* _DATA IN THIS EXERCISE_:
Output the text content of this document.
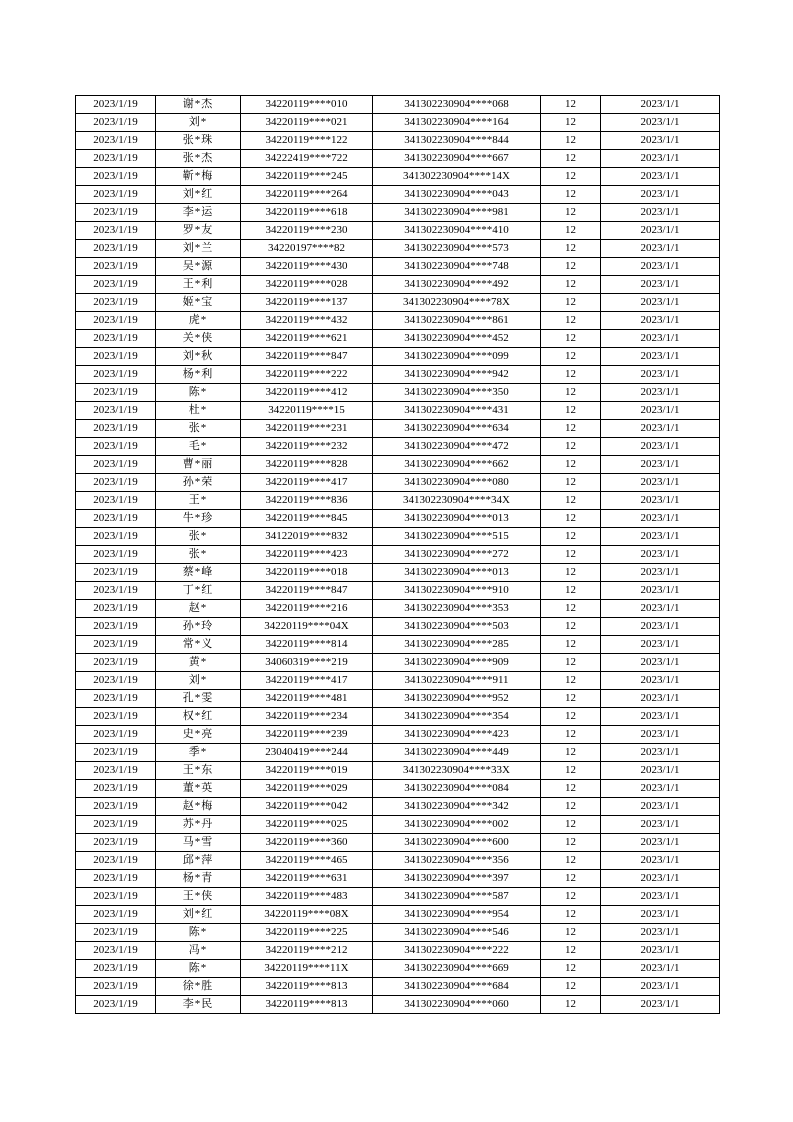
2023/1/19	谢*杰	34220119****010	341302230904****068	12	2023/1/1
2023/1/19	刘*	34220119****021	341302230904****164	12	2023/1/1
2023/1/19	张*珠	34220119****122	341302230904****844	12	2023/1/1
2023/1/19	张*杰	34222419****722	341302230904****667	12	2023/1/1
2023/1/19	靳*梅	34220119****245	341302230904****14X	12	2023/1/1
2023/1/19	刘*红	34220119****264	341302230904****043	12	2023/1/1
2023/1/19	李*运	34220119****618	341302230904****981	12	2023/1/1
2023/1/19	罗*友	34220119****230	341302230904****410	12	2023/1/1
2023/1/19	刘*兰	34220197****82	341302230904****573	12	2023/1/1
2023/1/19	吴*源	34220119****430	341302230904****748	12	2023/1/1
2023/1/19	王*利	34220119****028	341302230904****492	12	2023/1/1
2023/1/19	姬*宝	34220119****137	341302230904****78X	12	2023/1/1
2023/1/19	虎*	34220119****432	341302230904****861	12	2023/1/1
2023/1/19	关*侠	34220119****621	341302230904****452	12	2023/1/1
2023/1/19	刘*秋	34220119****847	341302230904****099	12	2023/1/1
2023/1/19	杨*利	34220119****222	341302230904****942	12	2023/1/1
2023/1/19	陈*	34220119****412	341302230904****350	12	2023/1/1
2023/1/19	杜*	34220119****15	341302230904****431	12	2023/1/1
2023/1/19	张*	34220119****231	341302230904****634	12	2023/1/1
2023/1/19	毛*	34220119****232	341302230904****472	12	2023/1/1
2023/1/19	曹*丽	34220119****828	341302230904****662	12	2023/1/1
2023/1/19	孙*荣	34220119****417	341302230904****080	12	2023/1/1
2023/1/19	王*	34220119****836	341302230904****34X	12	2023/1/1
2023/1/19	牛*珍	34220119****845	341302230904****013	12	2023/1/1
2023/1/19	张*	34122019****832	341302230904****515	12	2023/1/1
2023/1/19	张*	34220119****423	341302230904****272	12	2023/1/1
2023/1/19	蔡*峰	34220119****018	341302230904****013	12	2023/1/1
2023/1/19	丁*红	34220119****847	341302230904****910	12	2023/1/1
2023/1/19	赵*	34220119****216	341302230904****353	12	2023/1/1
2023/1/19	孙*玲	34220119****04X	341302230904****503	12	2023/1/1
2023/1/19	常*义	34220119****814	341302230904****285	12	2023/1/1
2023/1/19	黄*	34060319****219	341302230904****909	12	2023/1/1
2023/1/19	刘*	34220119****417	341302230904****911	12	2023/1/1
2023/1/19	孔*雯	34220119****481	341302230904****952	12	2023/1/1
2023/1/19	权*红	34220119****234	341302230904****354	12	2023/1/1
2023/1/19	史*亮	34220119****239	341302230904****423	12	2023/1/1
2023/1/19	季*	23040419****244	341302230904****449	12	2023/1/1
2023/1/19	王*东	34220119****019	341302230904****33X	12	2023/1/1
2023/1/19	董*英	34220119****029	341302230904****084	12	2023/1/1
2023/1/19	赵*梅	34220119****042	341302230904****342	12	2023/1/1
2023/1/19	苏*丹	34220119****025	341302230904****002	12	2023/1/1
2023/1/19	马*雪	34220119****360	341302230904****600	12	2023/1/1
2023/1/19	邱*萍	34220119****465	341302230904****356	12	2023/1/1
2023/1/19	杨*青	34220119****631	341302230904****397	12	2023/1/1
2023/1/19	王*侠	34220119****483	341302230904****587	12	2023/1/1
2023/1/19	刘*红	34220119****08X	341302230904****954	12	2023/1/1
2023/1/19	陈*	34220119****225	341302230904****546	12	2023/1/1
2023/1/19	冯*	34220119****212	341302230904****222	12	2023/1/1
2023/1/19	陈*	34220119****11X	341302230904****669	12	2023/1/1
2023/1/19	徐*胜	34220119****813	341302230904****684	12	2023/1/1
2023/1/19	李*民	34220119****813	341302230904****060	12	2023/1/1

* _EXERCISE GOAL_: Every entry should be returned exactly as written, minus the pictures.

* _TASK OUTPUT_:
Output the text content of this document.
2023/1/19	谢*杰	34220119****010	341302230904****068	12	2023/1/1
2023/1/19	刘*	34220119****021	341302230904****164	12	2023/1/1
2023/1/19	张*珠	34220119****122	341302230904****844	12	2023/1/1
2023/1/19	张*杰	34222419****722	341302230904****667	12	2023/1/1
2023/1/19	靳*梅	34220119****245	341302230904****14X	12	2023/1/1
2023/1/19	刘*红	34220119****264	341302230904****043	12	2023/1/1
2023/1/19	李*运	34220119****618	341302230904****981	12	2023/1/1
2023/1/19	罗*友	34220119****230	341302230904****410	12	2023/1/1
2023/1/19	刘*兰	34220197****82	341302230904****573	12	2023/1/1
2023/1/19	吴*源	34220119****430	341302230904****748	12	2023/1/1
2023/1/19	王*利	34220119****028	341302230904****492	12	2023/1/1
2023/1/19	姬*宝	34220119****137	341302230904****78X	12	2023/1/1
2023/1/19	虎*	34220119****432	341302230904****861	12	2023/1/1
2023/1/19	关*侠	34220119****621	341302230904****452	12	2023/1/1
2023/1/19	刘*秋	34220119****847	341302230904****099	12	2023/1/1
2023/1/19	杨*利	34220119****222	341302230904****942	12	2023/1/1
2023/1/19	陈*	34220119****412	341302230904****350	12	2023/1/1
2023/1/19	杜*	34220119****15	341302230904****431	12	2023/1/1
2023/1/19	张*	34220119****231	341302230904****634	12	2023/1/1
2023/1/19	毛*	34220119****232	341302230904****472	12	2023/1/1
2023/1/19	曹*丽	34220119****828	341302230904****662	12	2023/1/1
2023/1/19	孙*荣	34220119****417	341302230904****080	12	2023/1/1
2023/1/19	王*	34220119****836	341302230904****34X	12	2023/1/1
2023/1/19	牛*珍	34220119****845	341302230904****013	12	2023/1/1
2023/1/19	张*	34122019****832	341302230904****515	12	2023/1/1
2023/1/19	张*	34220119****423	341302230904****272	12	2023/1/1
2023/1/19	蔡*峰	34220119****018	341302230904****013	12	2023/1/1
2023/1/19	丁*红	34220119****847	341302230904****910	12	2023/1/1
2023/1/19	赵*	34220119****216	341302230904****353	12	2023/1/1
2023/1/19	孙*玲	34220119****04X	341302230904****503	12	2023/1/1
2023/1/19	常*义	34220119****814	341302230904****285	12	2023/1/1
2023/1/19	黄*	34060319****219	341302230904****909	12	2023/1/1
2023/1/19	刘*	34220119****417	341302230904****911	12	2023/1/1
2023/1/19	孔*雯	34220119****481	341302230904****952	12	2023/1/1
2023/1/19	权*红	34220119****234	341302230904****354	12	2023/1/1
2023/1/19	史*亮	34220119****239	341302230904****423	12	2023/1/1
2023/1/19	季*	23040419****244	341302230904****449	12	2023/1/1
2023/1/19	王*东	34220119****019	341302230904****33X	12	2023/1/1
2023/1/19	董*英	34220119****029	341302230904****084	12	2023/1/1
2023/1/19	赵*梅	34220119****042	341302230904****342	12	2023/1/1
2023/1/19	苏*丹	34220119****025	341302230904****002	12	2023/1/1
2023/1/19	马*雪	34220119****360	341302230904****600	12	2023/1/1
2023/1/19	邱*萍	34220119****465	341302230904****356	12	2023/1/1
2023/1/19	杨*青	34220119****631	341302230904****397	12	2023/1/1
2023/1/19	王*侠	34220119****483	341302230904****587	12	2023/1/1
2023/1/19	刘*红	34220119****08X	341302230904****954	12	2023/1/1
2023/1/19	陈*	34220119****225	341302230904****546	12	2023/1/1
2023/1/19	冯*	34220119****212	341302230904****222	12	2023/1/1
2023/1/19	陈*	34220119****11X	341302230904****669	12	2023/1/1
2023/1/19	徐*胜	34220119****813	341302230904****684	12	2023/1/1
2023/1/19	李*民	34220119****813	341302230904****060	12	2023/1/1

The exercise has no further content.